THE EXERCISE :: Make an exact copy of the entries below.

────────────────────

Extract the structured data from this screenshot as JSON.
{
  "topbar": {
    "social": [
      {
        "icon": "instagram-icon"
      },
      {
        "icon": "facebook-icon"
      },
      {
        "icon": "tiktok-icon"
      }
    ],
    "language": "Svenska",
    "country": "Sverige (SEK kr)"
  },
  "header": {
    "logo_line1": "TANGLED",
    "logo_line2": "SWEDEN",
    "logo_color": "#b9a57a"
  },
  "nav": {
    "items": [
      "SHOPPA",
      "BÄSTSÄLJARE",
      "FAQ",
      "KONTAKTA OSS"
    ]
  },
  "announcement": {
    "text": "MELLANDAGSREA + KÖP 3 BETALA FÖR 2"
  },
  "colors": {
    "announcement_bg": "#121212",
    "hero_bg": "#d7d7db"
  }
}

────────────────────

ANSWER FOR THE TASK ::
Extract the structured data from this screenshot as JSON.
{
  "topbar": {
    "social": [
      {
        "icon": "instagram-icon"
      },
      {
        "icon": "facebook-icon"
      },
      {
        "icon": "tiktok-icon"
      }
    ],
    "language": "Svenska",
    "country": "Sverige (SEK kr)"
  },
  "header": {
    "logo_line1": "TANGLED",
    "logo_line2": "SWEDEN",
    "logo_color": "#b9a57a"
  },
  "nav": {
    "items": [
      "SHOPPA",
      "BÄSTSÄLJARE",
      "FAQ",
      "KONTAKTA OSS"
    ]
  },
  "announcement": {
    "text": "MELLANDAGSREA + KÖP 3 BETALA FÖR 2"
  },
  "colors": {
    "announcement_bg": "#121212",
    "hero_bg": "#d7d7db"
  }
}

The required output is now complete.